#### WRITTEN INSTRUCTION:
Return each line that holds the word "title".

*** MATERIALS PROVIDED

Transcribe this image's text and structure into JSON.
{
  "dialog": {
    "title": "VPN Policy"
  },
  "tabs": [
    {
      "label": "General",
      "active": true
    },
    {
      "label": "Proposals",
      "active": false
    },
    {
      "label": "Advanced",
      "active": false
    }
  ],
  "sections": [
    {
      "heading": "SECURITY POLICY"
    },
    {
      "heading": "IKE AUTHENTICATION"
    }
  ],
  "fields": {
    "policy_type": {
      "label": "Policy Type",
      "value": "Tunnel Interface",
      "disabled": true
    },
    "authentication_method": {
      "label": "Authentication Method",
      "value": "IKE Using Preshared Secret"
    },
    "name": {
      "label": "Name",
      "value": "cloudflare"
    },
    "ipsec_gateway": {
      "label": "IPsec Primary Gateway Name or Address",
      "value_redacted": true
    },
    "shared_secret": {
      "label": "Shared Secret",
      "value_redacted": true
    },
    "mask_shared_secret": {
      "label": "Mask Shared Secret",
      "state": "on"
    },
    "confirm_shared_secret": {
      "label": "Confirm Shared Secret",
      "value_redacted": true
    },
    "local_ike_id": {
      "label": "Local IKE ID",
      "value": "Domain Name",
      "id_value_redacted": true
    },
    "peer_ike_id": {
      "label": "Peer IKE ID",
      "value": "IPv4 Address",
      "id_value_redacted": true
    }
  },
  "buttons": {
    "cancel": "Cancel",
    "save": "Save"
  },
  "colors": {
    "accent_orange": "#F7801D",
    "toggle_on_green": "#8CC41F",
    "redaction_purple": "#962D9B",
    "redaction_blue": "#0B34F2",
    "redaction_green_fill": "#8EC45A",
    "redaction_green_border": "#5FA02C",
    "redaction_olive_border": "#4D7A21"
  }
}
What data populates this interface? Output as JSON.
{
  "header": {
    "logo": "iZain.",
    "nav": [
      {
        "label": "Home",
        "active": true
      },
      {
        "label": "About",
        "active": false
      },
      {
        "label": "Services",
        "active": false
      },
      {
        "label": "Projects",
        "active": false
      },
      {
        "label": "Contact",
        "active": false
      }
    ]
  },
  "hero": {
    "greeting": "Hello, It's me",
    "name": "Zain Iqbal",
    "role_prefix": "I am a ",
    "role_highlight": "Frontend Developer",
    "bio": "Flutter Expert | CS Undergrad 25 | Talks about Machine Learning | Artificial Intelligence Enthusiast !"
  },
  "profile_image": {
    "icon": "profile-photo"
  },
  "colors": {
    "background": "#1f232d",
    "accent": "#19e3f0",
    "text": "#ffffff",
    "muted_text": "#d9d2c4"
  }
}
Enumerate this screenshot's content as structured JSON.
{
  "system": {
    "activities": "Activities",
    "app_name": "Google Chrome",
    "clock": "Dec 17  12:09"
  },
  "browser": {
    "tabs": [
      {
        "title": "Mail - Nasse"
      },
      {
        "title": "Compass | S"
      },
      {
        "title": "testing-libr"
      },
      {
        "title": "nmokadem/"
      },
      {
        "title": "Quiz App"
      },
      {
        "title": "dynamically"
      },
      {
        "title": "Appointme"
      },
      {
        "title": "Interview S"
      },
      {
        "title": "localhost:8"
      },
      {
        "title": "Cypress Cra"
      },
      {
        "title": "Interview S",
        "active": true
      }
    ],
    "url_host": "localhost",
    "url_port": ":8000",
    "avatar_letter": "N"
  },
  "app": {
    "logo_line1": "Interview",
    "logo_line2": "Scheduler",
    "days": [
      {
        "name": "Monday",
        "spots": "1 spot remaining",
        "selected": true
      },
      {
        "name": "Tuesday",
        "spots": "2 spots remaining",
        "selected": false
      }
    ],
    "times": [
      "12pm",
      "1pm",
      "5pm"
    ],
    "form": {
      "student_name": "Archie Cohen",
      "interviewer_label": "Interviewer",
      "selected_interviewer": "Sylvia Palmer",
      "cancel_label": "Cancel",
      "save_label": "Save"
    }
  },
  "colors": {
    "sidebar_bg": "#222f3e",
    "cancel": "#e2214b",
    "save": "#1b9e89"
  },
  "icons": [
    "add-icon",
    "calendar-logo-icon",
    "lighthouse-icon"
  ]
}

******

#### EXERCISE RESPONSE:
    "title": "VPN Policy"
        "title": "Mail - Nasse"
        "title": "Compass | S"
        "title": "testing-libr"
        "title": "nmokadem/"
        "title": "Quiz App"
        "title": "dynamically"
        "title": "Appointme"
        "title": "Interview S"
        "title": "localhost:8"
        "title": "Cypress Cra"
        "title": "Interview S",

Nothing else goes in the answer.